> Exercise aim: Every line below that mentions the word "this" should be copied out.

[Figure contents as structured data]
################
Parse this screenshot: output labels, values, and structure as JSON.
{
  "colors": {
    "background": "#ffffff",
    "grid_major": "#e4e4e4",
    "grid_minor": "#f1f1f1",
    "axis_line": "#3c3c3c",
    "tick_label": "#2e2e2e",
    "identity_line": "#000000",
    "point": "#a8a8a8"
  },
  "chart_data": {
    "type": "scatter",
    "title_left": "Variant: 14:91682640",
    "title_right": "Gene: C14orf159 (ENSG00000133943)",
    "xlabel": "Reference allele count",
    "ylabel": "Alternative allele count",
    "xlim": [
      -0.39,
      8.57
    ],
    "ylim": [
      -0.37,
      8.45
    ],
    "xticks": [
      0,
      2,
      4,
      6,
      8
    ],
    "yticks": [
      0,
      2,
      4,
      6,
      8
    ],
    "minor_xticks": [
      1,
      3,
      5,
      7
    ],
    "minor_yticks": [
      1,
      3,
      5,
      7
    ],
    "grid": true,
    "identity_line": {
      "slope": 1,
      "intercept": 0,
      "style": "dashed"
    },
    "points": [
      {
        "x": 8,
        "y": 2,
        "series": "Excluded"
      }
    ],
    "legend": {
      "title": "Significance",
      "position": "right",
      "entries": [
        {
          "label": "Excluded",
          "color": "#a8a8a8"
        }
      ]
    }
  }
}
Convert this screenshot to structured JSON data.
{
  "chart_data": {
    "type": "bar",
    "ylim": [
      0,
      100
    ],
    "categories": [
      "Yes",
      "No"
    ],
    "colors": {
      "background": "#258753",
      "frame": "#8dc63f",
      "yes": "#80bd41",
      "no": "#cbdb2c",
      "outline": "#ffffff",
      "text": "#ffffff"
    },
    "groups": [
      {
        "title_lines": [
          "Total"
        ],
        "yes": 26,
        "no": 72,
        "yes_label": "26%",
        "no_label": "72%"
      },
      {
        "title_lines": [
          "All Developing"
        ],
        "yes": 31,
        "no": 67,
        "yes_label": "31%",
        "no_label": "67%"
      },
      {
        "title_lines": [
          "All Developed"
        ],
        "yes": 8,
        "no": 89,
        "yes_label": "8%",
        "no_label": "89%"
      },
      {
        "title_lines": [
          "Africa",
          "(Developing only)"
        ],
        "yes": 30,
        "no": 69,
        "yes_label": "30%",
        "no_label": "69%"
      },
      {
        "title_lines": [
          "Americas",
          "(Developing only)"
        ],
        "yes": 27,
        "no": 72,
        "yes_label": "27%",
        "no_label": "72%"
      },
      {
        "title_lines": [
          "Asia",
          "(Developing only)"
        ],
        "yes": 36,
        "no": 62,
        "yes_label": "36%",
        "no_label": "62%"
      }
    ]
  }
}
################
> Final result:
Parse this screenshot: output labels, values, and structure as JSON.
Convert this screenshot to structured JSON data.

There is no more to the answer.